◆ Records provided ◆
--------------------

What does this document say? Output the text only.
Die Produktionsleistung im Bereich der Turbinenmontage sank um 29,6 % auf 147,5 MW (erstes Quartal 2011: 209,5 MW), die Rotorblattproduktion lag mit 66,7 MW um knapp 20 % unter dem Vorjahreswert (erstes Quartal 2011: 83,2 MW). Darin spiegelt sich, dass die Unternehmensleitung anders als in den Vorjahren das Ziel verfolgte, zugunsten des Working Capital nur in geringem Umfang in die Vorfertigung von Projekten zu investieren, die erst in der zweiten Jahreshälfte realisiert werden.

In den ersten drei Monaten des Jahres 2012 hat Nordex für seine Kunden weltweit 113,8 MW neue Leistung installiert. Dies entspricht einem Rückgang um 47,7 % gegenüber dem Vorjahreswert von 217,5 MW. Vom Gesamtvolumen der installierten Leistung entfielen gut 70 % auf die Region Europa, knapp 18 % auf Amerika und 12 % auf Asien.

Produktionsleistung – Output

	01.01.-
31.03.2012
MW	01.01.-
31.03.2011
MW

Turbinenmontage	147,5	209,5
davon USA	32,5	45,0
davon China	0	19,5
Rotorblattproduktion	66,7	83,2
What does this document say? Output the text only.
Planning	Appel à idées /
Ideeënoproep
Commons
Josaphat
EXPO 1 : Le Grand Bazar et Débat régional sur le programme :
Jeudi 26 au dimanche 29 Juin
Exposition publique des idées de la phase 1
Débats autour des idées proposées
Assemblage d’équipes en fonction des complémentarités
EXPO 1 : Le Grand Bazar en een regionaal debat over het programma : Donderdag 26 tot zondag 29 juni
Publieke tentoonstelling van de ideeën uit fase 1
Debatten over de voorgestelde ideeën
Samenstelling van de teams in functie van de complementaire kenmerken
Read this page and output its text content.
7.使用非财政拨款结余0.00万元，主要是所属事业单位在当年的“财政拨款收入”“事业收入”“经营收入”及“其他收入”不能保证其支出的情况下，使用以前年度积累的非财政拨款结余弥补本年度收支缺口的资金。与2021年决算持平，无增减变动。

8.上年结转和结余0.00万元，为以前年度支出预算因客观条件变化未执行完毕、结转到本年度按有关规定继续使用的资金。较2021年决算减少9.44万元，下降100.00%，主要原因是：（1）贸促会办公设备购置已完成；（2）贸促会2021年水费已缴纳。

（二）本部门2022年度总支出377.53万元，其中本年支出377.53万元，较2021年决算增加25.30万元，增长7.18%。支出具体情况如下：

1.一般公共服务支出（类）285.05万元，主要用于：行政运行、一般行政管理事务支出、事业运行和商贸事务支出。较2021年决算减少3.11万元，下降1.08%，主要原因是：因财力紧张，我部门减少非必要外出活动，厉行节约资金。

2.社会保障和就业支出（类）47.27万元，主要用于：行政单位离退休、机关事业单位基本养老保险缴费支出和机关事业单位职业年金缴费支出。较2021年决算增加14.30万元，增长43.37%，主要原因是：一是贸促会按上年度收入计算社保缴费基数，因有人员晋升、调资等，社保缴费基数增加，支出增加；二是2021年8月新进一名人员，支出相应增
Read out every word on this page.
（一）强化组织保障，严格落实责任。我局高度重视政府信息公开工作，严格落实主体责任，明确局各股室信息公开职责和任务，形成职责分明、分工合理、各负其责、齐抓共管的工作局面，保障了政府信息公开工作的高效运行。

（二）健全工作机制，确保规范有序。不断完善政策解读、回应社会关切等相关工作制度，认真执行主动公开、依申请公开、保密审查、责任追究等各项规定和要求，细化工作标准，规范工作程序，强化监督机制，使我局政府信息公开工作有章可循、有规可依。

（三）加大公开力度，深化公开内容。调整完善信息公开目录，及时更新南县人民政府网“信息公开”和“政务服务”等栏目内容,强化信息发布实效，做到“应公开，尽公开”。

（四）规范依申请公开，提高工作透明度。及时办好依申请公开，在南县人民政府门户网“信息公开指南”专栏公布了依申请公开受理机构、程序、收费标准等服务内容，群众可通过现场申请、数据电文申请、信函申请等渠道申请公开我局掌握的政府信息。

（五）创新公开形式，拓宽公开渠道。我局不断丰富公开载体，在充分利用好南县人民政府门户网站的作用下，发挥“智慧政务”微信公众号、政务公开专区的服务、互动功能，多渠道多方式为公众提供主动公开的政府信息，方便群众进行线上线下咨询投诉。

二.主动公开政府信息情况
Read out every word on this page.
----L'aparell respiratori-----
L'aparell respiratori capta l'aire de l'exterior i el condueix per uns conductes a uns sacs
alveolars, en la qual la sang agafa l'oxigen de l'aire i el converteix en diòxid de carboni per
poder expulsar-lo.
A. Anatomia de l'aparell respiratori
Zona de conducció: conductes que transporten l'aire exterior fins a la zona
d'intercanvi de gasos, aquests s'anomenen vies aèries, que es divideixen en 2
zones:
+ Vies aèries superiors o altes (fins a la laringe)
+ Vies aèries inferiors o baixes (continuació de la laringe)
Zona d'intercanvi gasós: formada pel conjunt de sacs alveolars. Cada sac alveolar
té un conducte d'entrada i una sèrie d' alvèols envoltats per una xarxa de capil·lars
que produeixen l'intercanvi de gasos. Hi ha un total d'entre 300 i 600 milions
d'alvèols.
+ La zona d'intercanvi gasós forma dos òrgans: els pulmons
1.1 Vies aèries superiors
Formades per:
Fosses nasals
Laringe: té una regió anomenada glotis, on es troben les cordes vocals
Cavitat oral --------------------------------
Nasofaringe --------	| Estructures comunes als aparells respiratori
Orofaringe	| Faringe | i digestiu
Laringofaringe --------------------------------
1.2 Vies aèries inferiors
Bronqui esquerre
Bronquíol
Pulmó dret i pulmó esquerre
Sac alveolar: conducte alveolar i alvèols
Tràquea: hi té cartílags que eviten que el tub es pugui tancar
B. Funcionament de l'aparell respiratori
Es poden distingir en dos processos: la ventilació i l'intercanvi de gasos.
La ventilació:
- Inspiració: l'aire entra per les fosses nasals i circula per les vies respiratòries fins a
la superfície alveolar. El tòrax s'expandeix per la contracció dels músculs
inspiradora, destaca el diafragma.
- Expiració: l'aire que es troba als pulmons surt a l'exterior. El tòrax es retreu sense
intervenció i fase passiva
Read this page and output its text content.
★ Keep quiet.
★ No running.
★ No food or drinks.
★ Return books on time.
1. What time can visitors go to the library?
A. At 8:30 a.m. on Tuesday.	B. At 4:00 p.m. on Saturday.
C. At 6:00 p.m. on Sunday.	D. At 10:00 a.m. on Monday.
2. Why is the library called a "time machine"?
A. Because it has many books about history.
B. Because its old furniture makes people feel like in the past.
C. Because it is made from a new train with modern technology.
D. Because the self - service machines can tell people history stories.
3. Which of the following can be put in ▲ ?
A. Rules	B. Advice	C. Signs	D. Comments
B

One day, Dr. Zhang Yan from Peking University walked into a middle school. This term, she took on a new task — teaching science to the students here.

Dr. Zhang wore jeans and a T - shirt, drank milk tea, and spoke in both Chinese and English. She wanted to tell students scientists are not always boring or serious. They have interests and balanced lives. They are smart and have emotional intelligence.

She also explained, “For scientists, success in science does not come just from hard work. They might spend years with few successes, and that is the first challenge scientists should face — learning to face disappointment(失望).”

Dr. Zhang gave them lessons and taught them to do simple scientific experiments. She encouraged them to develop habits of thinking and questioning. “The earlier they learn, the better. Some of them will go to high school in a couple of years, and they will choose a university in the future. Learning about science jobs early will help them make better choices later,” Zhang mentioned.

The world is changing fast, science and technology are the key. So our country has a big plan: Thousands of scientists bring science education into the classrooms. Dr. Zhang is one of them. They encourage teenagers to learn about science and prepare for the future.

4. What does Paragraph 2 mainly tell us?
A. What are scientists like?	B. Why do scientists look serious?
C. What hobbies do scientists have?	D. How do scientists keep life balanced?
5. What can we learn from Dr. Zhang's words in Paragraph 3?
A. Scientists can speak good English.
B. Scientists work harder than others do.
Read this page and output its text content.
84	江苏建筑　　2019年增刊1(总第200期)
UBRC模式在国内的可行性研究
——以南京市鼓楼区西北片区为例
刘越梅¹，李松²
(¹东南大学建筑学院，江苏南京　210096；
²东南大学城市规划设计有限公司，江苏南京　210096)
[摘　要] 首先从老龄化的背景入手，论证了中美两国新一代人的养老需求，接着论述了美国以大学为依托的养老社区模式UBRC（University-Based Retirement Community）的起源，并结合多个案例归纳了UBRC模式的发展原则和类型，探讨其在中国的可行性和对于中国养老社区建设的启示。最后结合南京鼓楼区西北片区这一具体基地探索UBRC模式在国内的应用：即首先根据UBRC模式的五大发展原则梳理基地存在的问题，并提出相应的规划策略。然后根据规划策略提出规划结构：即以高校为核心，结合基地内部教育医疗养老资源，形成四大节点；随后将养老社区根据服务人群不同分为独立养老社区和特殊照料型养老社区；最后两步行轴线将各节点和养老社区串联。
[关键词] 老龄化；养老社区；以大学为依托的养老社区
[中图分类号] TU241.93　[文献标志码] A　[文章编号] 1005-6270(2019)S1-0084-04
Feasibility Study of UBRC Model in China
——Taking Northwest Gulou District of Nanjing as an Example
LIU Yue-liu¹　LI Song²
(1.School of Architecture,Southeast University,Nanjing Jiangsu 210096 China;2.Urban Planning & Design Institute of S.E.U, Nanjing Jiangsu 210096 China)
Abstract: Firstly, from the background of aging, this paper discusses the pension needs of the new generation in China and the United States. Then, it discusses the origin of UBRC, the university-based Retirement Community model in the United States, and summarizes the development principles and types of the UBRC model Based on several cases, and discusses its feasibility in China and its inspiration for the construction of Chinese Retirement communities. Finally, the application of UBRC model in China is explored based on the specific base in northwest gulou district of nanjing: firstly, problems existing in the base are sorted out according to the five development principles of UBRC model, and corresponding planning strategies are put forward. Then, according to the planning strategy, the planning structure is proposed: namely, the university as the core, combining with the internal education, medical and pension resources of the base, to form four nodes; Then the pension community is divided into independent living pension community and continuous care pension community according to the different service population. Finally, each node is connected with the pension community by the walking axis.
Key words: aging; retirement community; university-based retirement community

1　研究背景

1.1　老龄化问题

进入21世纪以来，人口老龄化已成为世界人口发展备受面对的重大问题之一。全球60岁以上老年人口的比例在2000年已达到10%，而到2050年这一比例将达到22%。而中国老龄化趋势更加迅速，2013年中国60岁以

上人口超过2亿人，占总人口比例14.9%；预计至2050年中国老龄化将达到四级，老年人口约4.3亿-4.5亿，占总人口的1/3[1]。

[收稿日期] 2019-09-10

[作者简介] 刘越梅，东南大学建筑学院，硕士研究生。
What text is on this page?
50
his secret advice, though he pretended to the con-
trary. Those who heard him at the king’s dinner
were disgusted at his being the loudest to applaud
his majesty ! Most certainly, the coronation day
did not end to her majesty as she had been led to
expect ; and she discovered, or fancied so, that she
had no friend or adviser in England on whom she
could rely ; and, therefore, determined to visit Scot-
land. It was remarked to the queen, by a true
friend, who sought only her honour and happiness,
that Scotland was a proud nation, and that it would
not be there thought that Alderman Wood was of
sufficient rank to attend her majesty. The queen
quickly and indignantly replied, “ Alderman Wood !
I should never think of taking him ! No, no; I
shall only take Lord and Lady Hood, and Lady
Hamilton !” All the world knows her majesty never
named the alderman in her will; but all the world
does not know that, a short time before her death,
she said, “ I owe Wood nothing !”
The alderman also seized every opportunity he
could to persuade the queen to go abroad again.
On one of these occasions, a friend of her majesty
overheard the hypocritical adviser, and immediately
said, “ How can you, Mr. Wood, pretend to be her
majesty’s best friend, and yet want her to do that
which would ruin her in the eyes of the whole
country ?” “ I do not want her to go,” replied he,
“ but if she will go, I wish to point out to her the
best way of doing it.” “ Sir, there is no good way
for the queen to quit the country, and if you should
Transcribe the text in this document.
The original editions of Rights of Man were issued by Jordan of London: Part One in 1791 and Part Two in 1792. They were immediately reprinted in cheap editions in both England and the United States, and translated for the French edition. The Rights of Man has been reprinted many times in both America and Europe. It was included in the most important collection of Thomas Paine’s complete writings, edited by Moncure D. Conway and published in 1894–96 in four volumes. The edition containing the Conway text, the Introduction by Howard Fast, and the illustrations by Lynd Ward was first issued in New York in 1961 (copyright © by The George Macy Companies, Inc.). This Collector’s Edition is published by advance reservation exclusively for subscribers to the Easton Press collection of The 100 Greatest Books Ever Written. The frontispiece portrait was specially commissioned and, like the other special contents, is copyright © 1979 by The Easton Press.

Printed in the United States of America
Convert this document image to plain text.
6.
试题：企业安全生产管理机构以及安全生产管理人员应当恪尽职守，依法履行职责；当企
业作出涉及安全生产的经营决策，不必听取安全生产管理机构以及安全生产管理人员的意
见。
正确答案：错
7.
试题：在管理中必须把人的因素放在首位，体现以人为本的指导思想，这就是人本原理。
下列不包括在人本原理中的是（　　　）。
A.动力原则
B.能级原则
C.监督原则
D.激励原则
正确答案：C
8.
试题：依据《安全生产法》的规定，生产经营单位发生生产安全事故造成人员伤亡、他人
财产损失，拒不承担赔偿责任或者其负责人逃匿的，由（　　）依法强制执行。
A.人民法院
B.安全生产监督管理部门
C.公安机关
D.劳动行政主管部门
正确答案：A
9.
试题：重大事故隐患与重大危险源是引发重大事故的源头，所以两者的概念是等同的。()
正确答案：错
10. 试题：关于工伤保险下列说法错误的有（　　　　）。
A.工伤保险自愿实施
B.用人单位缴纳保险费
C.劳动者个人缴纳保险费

--------------------

◆ Instructions to follow ◆
Only the number is wanted: how many lines in the entries above contain the word "replied"?

◆ Full answer ◆
2